begin Data rows
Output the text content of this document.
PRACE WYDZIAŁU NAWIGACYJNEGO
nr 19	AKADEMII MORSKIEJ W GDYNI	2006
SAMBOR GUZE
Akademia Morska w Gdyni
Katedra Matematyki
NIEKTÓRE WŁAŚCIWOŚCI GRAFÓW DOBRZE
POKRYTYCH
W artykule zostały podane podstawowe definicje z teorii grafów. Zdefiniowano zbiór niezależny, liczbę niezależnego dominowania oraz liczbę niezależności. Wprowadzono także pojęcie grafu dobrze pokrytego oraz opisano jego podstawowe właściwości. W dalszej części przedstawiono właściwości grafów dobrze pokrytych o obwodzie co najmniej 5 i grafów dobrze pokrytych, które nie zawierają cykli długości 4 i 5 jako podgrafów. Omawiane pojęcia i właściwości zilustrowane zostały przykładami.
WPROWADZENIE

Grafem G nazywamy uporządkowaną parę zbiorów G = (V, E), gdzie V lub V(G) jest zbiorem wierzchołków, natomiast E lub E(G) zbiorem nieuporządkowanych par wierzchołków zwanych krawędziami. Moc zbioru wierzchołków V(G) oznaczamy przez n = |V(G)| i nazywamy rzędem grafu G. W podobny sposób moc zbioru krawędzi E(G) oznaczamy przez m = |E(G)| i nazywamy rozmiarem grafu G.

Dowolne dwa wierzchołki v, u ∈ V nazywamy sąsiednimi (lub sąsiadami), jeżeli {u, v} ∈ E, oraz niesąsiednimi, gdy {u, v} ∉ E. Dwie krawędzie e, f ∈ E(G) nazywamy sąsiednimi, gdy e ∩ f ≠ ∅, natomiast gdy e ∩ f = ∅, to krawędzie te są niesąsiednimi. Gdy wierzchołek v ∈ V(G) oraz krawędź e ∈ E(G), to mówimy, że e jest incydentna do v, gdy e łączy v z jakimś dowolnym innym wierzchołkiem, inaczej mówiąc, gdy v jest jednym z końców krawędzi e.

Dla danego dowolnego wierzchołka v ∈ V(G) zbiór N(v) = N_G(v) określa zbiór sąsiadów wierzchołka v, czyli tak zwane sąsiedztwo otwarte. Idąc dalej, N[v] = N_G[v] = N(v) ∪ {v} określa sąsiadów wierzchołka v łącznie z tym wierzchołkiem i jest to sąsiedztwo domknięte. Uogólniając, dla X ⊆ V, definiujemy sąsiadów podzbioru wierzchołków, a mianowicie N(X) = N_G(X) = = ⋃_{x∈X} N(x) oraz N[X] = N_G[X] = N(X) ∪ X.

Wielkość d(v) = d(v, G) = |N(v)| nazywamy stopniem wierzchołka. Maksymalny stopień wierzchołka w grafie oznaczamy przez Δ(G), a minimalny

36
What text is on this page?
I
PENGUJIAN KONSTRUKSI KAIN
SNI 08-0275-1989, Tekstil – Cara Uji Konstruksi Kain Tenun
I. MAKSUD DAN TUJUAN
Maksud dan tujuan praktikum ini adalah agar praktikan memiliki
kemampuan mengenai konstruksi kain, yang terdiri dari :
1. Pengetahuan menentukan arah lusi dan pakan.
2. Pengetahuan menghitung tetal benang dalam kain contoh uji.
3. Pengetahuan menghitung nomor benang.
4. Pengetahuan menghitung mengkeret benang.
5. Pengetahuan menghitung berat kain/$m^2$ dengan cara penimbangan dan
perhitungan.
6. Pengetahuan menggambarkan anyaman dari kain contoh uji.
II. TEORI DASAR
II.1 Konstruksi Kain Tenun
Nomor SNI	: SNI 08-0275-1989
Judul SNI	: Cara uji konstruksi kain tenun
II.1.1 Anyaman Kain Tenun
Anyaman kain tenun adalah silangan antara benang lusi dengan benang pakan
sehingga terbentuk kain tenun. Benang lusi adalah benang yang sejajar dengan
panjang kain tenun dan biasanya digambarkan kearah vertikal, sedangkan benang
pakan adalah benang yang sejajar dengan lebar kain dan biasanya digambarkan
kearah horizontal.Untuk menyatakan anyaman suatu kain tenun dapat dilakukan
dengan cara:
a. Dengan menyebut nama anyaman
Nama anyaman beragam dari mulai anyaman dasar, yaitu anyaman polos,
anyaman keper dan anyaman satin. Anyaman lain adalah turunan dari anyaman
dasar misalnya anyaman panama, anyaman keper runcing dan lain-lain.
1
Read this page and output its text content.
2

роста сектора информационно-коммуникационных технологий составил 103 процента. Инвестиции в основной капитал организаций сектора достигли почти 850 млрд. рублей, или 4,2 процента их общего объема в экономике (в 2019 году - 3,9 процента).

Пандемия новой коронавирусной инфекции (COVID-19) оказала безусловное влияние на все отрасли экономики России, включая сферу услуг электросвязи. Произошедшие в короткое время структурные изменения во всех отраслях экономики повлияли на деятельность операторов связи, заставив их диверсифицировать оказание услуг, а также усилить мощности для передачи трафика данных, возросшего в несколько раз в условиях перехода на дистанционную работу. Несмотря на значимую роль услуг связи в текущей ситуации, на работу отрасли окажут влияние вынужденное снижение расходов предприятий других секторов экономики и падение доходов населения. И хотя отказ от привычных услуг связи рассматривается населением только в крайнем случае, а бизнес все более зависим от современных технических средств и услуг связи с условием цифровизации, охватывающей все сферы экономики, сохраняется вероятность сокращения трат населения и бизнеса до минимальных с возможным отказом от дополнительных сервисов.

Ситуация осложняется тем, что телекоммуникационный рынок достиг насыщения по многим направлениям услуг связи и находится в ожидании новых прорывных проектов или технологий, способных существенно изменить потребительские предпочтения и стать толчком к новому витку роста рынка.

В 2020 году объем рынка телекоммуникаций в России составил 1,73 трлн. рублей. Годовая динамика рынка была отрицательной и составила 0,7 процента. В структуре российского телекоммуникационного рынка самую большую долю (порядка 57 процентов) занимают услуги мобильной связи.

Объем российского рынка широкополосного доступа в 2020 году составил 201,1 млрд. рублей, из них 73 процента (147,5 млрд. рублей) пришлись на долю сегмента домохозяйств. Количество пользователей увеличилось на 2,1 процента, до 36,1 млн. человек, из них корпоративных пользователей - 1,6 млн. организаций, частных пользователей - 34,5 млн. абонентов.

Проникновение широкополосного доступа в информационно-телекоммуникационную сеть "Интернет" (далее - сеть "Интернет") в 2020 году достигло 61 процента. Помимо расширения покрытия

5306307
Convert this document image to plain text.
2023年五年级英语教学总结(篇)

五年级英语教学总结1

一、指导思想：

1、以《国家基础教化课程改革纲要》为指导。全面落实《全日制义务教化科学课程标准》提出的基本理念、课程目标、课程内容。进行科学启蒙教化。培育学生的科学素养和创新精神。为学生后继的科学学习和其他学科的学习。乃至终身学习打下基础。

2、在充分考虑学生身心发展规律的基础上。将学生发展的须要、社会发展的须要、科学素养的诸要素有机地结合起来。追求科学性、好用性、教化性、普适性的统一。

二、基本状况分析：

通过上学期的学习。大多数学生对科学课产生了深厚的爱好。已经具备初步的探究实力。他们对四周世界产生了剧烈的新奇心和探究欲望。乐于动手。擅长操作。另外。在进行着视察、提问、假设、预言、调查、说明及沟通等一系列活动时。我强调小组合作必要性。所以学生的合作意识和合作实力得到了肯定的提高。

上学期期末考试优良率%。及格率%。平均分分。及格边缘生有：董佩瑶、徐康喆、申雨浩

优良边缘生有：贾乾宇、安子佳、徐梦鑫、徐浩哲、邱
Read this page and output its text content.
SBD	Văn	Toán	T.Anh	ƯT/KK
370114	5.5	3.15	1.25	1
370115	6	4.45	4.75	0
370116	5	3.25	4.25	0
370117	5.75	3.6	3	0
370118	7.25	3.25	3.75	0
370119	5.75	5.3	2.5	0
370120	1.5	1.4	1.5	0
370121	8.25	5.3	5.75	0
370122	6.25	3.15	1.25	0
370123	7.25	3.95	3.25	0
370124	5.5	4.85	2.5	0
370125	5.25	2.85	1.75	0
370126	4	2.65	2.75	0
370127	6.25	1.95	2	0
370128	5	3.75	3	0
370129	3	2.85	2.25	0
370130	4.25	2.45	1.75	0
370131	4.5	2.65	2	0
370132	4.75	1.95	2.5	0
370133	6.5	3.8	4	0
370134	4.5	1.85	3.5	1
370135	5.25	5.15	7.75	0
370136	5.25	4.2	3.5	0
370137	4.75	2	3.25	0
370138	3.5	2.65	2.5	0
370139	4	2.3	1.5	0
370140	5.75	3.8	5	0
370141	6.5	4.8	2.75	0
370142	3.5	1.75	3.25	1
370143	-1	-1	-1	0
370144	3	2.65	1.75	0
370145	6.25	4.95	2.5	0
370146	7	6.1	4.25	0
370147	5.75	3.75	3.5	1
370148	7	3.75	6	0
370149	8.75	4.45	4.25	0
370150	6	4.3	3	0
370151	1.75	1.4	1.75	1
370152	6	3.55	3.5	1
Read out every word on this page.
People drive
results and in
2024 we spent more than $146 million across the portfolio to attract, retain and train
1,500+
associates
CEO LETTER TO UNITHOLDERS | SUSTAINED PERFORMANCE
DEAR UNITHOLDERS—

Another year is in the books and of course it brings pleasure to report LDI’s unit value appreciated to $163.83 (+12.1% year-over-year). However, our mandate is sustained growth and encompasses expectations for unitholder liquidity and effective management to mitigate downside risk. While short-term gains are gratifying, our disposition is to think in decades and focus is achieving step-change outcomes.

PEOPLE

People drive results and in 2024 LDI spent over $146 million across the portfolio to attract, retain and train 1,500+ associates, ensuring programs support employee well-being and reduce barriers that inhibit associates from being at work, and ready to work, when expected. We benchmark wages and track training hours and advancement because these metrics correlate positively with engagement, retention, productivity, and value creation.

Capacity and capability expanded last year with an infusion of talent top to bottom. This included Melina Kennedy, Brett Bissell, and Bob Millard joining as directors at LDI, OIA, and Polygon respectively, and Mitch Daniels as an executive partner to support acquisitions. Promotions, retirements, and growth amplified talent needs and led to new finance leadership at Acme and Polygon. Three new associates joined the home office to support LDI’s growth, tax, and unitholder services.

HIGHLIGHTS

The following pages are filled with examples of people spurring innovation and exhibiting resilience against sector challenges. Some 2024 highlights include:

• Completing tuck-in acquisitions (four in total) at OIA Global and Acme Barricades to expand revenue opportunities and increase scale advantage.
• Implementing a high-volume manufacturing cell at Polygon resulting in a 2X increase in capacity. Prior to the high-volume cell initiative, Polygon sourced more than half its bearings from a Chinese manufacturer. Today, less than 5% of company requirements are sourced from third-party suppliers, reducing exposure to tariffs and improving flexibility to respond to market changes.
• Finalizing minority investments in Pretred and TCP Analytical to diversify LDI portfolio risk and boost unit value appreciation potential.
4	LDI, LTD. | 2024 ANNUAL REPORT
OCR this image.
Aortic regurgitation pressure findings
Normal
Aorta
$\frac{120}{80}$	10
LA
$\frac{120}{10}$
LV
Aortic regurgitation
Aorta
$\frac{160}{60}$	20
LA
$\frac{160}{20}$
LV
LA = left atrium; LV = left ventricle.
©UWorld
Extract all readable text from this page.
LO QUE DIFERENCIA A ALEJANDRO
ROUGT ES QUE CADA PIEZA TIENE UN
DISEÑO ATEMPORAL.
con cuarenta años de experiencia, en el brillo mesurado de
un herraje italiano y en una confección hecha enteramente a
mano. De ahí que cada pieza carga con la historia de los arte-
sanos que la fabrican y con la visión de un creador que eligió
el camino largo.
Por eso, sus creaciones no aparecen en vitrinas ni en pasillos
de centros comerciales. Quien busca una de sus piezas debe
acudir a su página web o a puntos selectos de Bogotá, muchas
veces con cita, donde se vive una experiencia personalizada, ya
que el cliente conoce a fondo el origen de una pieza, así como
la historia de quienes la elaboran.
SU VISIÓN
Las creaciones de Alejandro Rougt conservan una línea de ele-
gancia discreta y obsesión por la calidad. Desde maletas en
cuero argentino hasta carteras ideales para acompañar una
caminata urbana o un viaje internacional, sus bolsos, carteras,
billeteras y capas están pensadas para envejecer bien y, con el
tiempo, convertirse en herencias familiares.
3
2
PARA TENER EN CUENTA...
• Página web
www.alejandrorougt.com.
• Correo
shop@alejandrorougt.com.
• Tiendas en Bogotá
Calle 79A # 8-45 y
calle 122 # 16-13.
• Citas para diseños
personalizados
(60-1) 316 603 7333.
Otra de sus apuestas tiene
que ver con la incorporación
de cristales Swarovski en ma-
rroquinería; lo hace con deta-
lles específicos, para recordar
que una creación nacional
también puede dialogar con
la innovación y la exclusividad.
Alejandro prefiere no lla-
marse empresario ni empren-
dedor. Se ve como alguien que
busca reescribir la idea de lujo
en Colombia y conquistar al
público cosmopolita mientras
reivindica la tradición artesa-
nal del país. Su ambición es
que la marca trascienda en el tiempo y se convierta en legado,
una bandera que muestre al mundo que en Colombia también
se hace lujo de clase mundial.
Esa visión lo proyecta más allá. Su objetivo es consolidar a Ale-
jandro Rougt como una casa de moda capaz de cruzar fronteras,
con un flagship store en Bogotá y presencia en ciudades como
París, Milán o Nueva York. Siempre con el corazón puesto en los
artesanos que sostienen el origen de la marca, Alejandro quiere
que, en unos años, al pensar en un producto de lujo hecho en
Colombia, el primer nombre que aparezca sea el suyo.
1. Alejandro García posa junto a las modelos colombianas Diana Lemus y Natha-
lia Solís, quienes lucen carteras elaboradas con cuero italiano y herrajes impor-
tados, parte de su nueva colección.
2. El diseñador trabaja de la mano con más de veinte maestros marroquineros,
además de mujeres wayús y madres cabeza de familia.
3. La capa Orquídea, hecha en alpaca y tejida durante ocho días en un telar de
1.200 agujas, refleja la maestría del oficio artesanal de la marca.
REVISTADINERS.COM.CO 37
end Data rows
Your instructions >>
Report how many lines of the entries hold the word "acquisitions". Nothing else is needed.

Response to the task >>
2